BEGIN RECORD EXCERPTS
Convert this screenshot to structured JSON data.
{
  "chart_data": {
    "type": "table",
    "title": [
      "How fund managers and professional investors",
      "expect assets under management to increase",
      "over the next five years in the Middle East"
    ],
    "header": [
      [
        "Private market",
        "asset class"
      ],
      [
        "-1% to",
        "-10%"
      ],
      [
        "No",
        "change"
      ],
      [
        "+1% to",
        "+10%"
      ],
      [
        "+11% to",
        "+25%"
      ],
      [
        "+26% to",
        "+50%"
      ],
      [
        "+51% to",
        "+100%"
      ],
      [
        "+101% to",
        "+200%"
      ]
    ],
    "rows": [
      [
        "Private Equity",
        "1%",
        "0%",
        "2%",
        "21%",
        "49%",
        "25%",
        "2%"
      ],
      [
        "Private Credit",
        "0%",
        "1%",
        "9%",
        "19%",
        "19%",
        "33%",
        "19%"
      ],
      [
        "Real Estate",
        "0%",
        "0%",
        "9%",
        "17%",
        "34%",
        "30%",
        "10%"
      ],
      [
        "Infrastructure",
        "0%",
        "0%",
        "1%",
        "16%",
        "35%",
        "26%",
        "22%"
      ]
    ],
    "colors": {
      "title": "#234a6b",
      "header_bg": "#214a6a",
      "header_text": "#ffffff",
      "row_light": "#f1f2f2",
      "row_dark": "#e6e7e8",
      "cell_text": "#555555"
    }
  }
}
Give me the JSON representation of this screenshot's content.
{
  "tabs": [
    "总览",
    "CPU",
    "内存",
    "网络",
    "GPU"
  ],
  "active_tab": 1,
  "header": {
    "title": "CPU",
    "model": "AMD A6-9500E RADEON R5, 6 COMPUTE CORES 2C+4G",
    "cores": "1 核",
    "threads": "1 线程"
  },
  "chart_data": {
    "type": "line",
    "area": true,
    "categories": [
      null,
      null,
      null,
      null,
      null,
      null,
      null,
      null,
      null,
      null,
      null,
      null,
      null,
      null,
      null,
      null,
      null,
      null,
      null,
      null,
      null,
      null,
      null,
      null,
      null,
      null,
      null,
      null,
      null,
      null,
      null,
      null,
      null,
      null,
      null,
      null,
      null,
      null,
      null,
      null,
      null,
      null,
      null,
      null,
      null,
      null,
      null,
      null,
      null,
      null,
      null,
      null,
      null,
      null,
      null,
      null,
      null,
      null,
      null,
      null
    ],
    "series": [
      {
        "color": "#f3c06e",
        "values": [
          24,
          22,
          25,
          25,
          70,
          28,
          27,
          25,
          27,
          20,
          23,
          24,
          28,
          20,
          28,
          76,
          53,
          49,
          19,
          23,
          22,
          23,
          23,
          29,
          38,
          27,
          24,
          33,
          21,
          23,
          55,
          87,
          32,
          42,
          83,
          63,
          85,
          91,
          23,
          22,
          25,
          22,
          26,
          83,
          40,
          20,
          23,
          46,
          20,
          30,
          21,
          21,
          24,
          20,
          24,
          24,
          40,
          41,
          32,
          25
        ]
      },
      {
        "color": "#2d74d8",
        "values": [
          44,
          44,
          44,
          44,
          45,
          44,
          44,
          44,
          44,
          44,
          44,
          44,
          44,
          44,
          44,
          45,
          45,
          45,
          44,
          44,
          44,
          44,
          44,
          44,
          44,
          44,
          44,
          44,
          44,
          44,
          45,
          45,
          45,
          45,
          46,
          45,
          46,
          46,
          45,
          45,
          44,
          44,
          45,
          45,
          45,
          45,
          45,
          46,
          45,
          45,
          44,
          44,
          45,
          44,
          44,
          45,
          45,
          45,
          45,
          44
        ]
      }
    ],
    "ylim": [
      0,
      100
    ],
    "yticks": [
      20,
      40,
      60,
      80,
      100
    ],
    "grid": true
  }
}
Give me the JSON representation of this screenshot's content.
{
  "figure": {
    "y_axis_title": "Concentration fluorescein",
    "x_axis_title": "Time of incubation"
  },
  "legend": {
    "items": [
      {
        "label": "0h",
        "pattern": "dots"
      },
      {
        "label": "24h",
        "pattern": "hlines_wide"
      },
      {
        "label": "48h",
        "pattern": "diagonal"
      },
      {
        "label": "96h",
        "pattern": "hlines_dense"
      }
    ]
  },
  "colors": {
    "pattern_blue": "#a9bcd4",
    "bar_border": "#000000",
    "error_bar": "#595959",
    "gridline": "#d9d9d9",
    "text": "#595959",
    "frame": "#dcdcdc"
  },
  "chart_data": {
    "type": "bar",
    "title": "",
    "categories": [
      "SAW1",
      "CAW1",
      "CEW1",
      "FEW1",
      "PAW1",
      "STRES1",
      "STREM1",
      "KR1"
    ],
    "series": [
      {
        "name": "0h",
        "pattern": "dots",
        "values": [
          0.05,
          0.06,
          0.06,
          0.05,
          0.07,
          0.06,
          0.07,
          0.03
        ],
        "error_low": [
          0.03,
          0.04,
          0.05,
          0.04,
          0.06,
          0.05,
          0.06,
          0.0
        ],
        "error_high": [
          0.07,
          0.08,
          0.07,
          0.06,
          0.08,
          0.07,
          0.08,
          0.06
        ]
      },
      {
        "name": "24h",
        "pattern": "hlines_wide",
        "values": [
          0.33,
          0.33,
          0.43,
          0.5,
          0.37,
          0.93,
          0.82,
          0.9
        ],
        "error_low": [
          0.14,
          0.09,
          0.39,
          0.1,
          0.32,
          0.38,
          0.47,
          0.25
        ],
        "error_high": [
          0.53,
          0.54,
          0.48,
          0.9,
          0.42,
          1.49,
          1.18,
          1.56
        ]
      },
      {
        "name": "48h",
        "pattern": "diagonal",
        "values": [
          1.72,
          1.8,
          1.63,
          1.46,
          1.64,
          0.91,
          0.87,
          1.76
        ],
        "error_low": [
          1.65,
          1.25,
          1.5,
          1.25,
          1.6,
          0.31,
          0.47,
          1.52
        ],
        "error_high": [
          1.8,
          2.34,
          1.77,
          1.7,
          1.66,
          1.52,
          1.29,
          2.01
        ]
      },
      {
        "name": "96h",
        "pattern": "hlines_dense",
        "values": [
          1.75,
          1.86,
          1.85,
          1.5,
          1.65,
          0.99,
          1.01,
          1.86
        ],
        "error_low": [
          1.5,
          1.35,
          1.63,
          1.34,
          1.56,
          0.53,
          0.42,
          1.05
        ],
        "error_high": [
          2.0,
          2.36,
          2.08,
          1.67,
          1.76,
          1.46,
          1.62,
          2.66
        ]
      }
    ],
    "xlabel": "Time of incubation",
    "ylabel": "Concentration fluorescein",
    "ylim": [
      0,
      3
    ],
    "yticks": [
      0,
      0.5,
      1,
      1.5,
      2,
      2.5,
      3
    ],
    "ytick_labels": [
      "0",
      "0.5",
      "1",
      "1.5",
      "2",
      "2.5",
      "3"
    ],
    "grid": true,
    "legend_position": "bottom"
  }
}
END RECORD EXCERPTS
§ **TASK DETAILS**: Every line of the records above needs to be given again exactly.

§ **EXPECTED ANSWER**:
Convert this screenshot to structured JSON data.
{
  "chart_data": {
    "type": "table",
    "title": [
      "How fund managers and professional investors",
      "expect assets under management to increase",
      "over the next five years in the Middle East"
    ],
    "header": [
      [
        "Private market",
        "asset class"
      ],
      [
        "-1% to",
        "-10%"
      ],
      [
        "No",
        "change"
      ],
      [
        "+1% to",
        "+10%"
      ],
      [
        "+11% to",
        "+25%"
      ],
      [
        "+26% to",
        "+50%"
      ],
      [
        "+51% to",
        "+100%"
      ],
      [
        "+101% to",
        "+200%"
      ]
    ],
    "rows": [
      [
        "Private Equity",
        "1%",
        "0%",
        "2%",
        "21%",
        "49%",
        "25%",
        "2%"
      ],
      [
        "Private Credit",
        "0%",
        "1%",
        "9%",
        "19%",
        "19%",
        "33%",
        "19%"
      ],
      [
        "Real Estate",
        "0%",
        "0%",
        "9%",
        "17%",
        "34%",
        "30%",
        "10%"
      ],
      [
        "Infrastructure",
        "0%",
        "0%",
        "1%",
        "16%",
        "35%",
        "26%",
        "22%"
      ]
    ],
    "colors": {
      "title": "#234a6b",
      "header_bg": "#214a6a",
      "header_text": "#ffffff",
      "row_light": "#f1f2f2",
      "row_dark": "#e6e7e8",
      "cell_text": "#555555"
    }
  }
}
Give me the JSON representation of this screenshot's content.
{
  "tabs": [
    "总览",
    "CPU",
    "内存",
    "网络",
    "GPU"
  ],
  "active_tab": 1,
  "header": {
    "title": "CPU",
    "model": "AMD A6-9500E RADEON R5, 6 COMPUTE CORES 2C+4G",
    "cores": "1 核",
    "threads": "1 线程"
  },
  "chart_data": {
    "type": "line",
    "area": true,
    "categories": [
      null,
      null,
      null,
      null,
      null,
      null,
      null,
      null,
      null,
      null,
      null,
      null,
      null,
      null,
      null,
      null,
      null,
      null,
      null,
      null,
      null,
      null,
      null,
      null,
      null,
      null,
      null,
      null,
      null,
      null,
      null,
      null,
      null,
      null,
      null,
      null,
      null,
      null,
      null,
      null,
      null,
      null,
      null,
      null,
      null,
      null,
      null,
      null,
      null,
      null,
      null,
      null,
      null,
      null,
      null,
      null,
      null,
      null,
      null,
      null
    ],
    "series": [
      {
        "color": "#f3c06e",
        "values": [
          24,
          22,
          25,
          25,
          70,
          28,
          27,
          25,
          27,
          20,
          23,
          24,
          28,
          20,
          28,
          76,
          53,
          49,
          19,
          23,
          22,
          23,
          23,
          29,
          38,
          27,
          24,
          33,
          21,
          23,
          55,
          87,
          32,
          42,
          83,
          63,
          85,
          91,
          23,
          22,
          25,
          22,
          26,
          83,
          40,
          20,
          23,
          46,
          20,
          30,
          21,
          21,
          24,
          20,
          24,
          24,
          40,
          41,
          32,
          25
        ]
      },
      {
        "color": "#2d74d8",
        "values": [
          44,
          44,
          44,
          44,
          45,
          44,
          44,
          44,
          44,
          44,
          44,
          44,
          44,
          44,
          44,
          45,
          45,
          45,
          44,
          44,
          44,
          44,
          44,
          44,
          44,
          44,
          44,
          44,
          44,
          44,
          45,
          45,
          45,
          45,
          46,
          45,
          46,
          46,
          45,
          45,
          44,
          44,
          45,
          45,
          45,
          45,
          45,
          46,
          45,
          45,
          44,
          44,
          45,
          44,
          44,
          45,
          45,
          45,
          45,
          44
        ]
      }
    ],
    "ylim": [
      0,
      100
    ],
    "yticks": [
      20,
      40,
      60,
      80,
      100
    ],
    "grid": true
  }
}
Give me the JSON representation of this screenshot's content.
{
  "figure": {
    "y_axis_title": "Concentration fluorescein",
    "x_axis_title": "Time of incubation"
  },
  "legend": {
    "items": [
      {
        "label": "0h",
        "pattern": "dots"
      },
      {
        "label": "24h",
        "pattern": "hlines_wide"
      },
      {
        "label": "48h",
        "pattern": "diagonal"
      },
      {
        "label": "96h",
        "pattern": "hlines_dense"
      }
    ]
  },
  "colors": {
    "pattern_blue": "#a9bcd4",
    "bar_border": "#000000",
    "error_bar": "#595959",
    "gridline": "#d9d9d9",
    "text": "#595959",
    "frame": "#dcdcdc"
  },
  "chart_data": {
    "type": "bar",
    "title": "",
    "categories": [
      "SAW1",
      "CAW1",
      "CEW1",
      "FEW1",
      "PAW1",
      "STRES1",
      "STREM1",
      "KR1"
    ],
    "series": [
      {
        "name": "0h",
        "pattern": "dots",
        "values": [
          0.05,
          0.06,
          0.06,
          0.05,
          0.07,
          0.06,
          0.07,
          0.03
        ],
        "error_low": [
          0.03,
          0.04,
          0.05,
          0.04,
          0.06,
          0.05,
          0.06,
          0.0
        ],
        "error_high": [
          0.07,
          0.08,
          0.07,
          0.06,
          0.08,
          0.07,
          0.08,
          0.06
        ]
      },
      {
        "name": "24h",
        "pattern": "hlines_wide",
        "values": [
          0.33,
          0.33,
          0.43,
          0.5,
          0.37,
          0.93,
          0.82,
          0.9
        ],
        "error_low": [
          0.14,
          0.09,
          0.39,
          0.1,
          0.32,
          0.38,
          0.47,
          0.25
        ],
        "error_high": [
          0.53,
          0.54,
          0.48,
          0.9,
          0.42,
          1.49,
          1.18,
          1.56
        ]
      },
      {
        "name": "48h",
        "pattern": "diagonal",
        "values": [
          1.72,
          1.8,
          1.63,
          1.46,
          1.64,
          0.91,
          0.87,
          1.76
        ],
        "error_low": [
          1.65,
          1.25,
          1.5,
          1.25,
          1.6,
          0.31,
          0.47,
          1.52
        ],
        "error_high": [
          1.8,
          2.34,
          1.77,
          1.7,
          1.66,
          1.52,
          1.29,
          2.01
        ]
      },
      {
        "name": "96h",
        "pattern": "hlines_dense",
        "values": [
          1.75,
          1.86,
          1.85,
          1.5,
          1.65,
          0.99,
          1.01,
          1.86
        ],
        "error_low": [
          1.5,
          1.35,
          1.63,
          1.34,
          1.56,
          0.53,
          0.42,
          1.05
        ],
        "error_high": [
          2.0,
          2.36,
          2.08,
          1.67,
          1.76,
          1.46,
          1.62,
          2.66
        ]
      }
    ],
    "xlabel": "Time of incubation",
    "ylabel": "Concentration fluorescein",
    "ylim": [
      0,
      3
    ],
    "yticks": [
      0,
      0.5,
      1,
      1.5,
      2,
      2.5,
      3
    ],
    "ytick_labels": [
      "0",
      "0.5",
      "1",
      "1.5",
      "2",
      "2.5",
      "3"
    ],
    "grid": true,
    "legend_position": "bottom"
  }
}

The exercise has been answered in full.